- Material provided -
· · · · · · ·

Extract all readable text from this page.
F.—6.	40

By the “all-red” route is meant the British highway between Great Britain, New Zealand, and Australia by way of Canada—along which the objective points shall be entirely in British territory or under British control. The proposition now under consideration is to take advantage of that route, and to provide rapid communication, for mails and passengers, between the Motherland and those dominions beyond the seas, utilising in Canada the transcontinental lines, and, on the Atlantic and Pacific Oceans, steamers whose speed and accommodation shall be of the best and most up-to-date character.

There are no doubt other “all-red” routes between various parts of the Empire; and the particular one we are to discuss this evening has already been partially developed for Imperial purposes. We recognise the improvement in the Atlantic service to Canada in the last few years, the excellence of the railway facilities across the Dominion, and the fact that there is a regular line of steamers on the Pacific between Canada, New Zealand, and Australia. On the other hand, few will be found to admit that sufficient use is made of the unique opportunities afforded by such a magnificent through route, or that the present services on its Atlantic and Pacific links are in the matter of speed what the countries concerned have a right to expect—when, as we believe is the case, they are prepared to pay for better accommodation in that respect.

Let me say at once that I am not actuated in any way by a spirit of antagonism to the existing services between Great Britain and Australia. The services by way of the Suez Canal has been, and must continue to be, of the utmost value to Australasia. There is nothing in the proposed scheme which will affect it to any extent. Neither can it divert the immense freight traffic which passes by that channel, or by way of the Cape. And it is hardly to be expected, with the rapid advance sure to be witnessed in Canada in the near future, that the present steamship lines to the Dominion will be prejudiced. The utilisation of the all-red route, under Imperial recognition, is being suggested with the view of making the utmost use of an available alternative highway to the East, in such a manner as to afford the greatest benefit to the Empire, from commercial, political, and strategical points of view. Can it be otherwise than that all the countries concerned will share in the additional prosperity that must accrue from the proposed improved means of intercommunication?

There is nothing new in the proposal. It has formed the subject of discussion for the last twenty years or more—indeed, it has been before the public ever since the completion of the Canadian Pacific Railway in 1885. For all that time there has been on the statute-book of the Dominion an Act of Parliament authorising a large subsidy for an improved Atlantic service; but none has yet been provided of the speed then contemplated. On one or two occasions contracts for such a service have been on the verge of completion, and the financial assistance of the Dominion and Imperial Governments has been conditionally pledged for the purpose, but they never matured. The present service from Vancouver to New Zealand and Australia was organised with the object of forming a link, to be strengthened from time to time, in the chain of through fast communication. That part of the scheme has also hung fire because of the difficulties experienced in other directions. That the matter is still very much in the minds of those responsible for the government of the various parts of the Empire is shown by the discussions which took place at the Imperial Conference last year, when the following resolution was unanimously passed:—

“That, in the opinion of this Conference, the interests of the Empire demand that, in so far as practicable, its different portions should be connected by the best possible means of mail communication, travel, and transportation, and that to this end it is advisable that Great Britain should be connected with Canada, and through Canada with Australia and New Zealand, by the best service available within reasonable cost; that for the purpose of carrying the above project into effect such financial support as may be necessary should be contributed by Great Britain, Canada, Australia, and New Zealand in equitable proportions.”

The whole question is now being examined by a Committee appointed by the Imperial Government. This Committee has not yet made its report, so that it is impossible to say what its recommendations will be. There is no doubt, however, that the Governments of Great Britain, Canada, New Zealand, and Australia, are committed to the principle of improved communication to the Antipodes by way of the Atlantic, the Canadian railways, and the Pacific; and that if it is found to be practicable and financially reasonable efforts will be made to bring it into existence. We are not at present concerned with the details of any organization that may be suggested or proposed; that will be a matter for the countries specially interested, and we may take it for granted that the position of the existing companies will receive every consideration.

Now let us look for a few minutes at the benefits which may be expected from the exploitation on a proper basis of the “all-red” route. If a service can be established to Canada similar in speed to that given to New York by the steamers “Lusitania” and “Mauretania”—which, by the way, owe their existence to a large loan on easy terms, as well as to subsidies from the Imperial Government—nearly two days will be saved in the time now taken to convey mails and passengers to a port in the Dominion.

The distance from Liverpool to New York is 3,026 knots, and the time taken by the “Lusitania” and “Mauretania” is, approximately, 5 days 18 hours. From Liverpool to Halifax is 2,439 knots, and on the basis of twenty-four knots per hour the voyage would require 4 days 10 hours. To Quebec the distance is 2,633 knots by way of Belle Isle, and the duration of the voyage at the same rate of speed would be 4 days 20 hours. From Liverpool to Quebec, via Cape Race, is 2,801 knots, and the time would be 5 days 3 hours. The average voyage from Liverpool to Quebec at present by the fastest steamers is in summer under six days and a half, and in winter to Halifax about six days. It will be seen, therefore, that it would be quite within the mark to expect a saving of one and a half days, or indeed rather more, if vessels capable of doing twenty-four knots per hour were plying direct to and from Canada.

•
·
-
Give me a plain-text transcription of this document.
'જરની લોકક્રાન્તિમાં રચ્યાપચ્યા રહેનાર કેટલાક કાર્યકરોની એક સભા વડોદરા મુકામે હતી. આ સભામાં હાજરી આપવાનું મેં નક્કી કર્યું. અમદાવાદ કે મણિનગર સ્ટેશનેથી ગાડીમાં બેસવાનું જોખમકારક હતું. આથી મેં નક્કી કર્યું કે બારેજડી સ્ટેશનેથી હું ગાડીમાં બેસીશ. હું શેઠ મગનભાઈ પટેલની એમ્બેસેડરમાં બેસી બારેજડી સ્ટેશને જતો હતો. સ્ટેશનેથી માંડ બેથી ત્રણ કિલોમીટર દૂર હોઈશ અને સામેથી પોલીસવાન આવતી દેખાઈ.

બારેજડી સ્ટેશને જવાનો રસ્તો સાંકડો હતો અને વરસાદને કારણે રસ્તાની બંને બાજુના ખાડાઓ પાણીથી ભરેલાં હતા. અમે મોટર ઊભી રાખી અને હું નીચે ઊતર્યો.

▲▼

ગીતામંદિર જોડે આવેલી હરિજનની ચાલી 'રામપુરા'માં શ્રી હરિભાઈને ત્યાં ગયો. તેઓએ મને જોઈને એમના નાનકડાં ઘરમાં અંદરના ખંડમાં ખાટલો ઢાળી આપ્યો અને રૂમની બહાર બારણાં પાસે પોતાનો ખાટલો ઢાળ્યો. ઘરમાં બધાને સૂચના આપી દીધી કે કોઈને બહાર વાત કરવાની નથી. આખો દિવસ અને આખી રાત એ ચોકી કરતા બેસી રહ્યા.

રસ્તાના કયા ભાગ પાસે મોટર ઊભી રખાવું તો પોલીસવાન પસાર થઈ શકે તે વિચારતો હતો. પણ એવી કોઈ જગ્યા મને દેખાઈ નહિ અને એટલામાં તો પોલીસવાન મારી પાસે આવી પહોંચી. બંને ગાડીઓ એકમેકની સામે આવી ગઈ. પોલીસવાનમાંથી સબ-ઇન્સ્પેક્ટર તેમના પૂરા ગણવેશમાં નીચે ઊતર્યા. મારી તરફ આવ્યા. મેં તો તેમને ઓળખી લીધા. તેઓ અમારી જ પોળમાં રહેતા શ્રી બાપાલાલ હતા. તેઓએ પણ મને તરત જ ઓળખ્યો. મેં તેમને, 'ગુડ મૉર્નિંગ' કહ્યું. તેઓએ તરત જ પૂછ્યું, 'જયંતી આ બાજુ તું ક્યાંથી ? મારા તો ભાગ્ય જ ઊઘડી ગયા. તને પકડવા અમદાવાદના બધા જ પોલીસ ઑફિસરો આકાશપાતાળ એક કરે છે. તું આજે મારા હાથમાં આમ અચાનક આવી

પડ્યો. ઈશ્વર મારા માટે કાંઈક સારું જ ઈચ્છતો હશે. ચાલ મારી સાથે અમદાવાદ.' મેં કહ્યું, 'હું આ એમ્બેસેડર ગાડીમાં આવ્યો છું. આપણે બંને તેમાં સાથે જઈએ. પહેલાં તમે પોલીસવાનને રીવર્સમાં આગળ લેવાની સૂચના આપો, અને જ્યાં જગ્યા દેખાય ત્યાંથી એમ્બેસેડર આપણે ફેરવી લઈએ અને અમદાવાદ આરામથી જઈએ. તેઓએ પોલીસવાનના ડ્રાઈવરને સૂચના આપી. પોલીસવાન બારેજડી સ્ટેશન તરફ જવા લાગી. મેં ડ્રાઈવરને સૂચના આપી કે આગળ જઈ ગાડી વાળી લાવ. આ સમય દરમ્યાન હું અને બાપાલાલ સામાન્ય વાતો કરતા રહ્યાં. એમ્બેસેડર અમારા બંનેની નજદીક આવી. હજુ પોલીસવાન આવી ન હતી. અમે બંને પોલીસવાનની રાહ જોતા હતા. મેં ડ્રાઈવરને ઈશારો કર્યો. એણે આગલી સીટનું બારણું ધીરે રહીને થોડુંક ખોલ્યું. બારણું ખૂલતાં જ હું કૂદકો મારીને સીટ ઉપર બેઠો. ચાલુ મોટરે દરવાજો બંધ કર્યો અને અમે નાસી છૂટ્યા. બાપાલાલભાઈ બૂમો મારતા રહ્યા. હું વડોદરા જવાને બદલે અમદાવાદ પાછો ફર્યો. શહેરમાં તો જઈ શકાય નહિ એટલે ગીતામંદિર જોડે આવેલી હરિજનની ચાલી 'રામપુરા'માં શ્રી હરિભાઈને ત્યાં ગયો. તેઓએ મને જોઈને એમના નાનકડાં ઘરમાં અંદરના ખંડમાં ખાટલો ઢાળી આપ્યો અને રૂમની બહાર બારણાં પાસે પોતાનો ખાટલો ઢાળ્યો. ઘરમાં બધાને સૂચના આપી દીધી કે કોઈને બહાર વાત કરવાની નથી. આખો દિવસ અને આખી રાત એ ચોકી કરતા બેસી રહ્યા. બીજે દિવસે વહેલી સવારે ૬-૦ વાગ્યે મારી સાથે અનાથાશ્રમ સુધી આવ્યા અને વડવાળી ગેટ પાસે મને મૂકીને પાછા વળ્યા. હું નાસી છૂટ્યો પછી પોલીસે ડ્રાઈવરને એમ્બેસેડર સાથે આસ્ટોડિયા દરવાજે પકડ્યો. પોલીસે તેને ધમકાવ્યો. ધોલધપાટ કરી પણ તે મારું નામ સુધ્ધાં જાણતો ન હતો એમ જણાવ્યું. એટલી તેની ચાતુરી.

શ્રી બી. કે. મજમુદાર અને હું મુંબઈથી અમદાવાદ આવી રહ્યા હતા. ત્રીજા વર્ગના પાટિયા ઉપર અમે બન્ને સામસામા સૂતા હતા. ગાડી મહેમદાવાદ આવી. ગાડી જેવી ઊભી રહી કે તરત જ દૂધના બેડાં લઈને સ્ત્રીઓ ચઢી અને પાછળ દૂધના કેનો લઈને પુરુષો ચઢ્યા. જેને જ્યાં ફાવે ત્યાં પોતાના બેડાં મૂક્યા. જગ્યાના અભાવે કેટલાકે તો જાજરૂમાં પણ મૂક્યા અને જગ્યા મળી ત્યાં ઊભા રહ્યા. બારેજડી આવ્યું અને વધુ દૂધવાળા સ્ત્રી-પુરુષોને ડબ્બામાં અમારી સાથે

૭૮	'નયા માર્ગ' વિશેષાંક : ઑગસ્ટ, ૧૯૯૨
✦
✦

· · · · · · ·

Scan the lines for the string "Lusitania". Copy out each line that matches.

Now let us look for a few minutes at the benefits which may be expected from the exploitation on a proper basis of the “all-red” route. If a service can be established to Canada similar in speed to that given to New York by the steamers “Lusitania” and “Mauretania”—which, by the way, owe their existence to a large loan on easy terms, as well as to subsidies from the Imperial Government—nearly two days will be saved in the time now taken to convey mails and passengers to a port in the Dominion.
The distance from Liverpool to New York is 3,026 knots, and the time taken by the “Lusitania” and “Mauretania” is, approximately, 5 days 18 hours. From Liverpool to Halifax is 2,439 knots, and on the basis of twenty-four knots per hour the voyage would require 4 days 10 hours. To Quebec the distance is 2,633 knots by way of Belle Isle, and the duration of the voyage at the same rate of speed would be 4 days 20 hours. From Liverpool to Quebec, via Cape Race, is 2,801 knots, and the time would be 5 days 3 hours. The average voyage from Liverpool to Quebec at present by the fastest steamers is in summer under six days and a half, and in winter to Halifax about six days. It will be seen, therefore, that it would be quite within the mark to expect a saving of one and a half days, or indeed rather more, if vessels capable of doing twenty-four knots per hour were plying direct to and from Canada.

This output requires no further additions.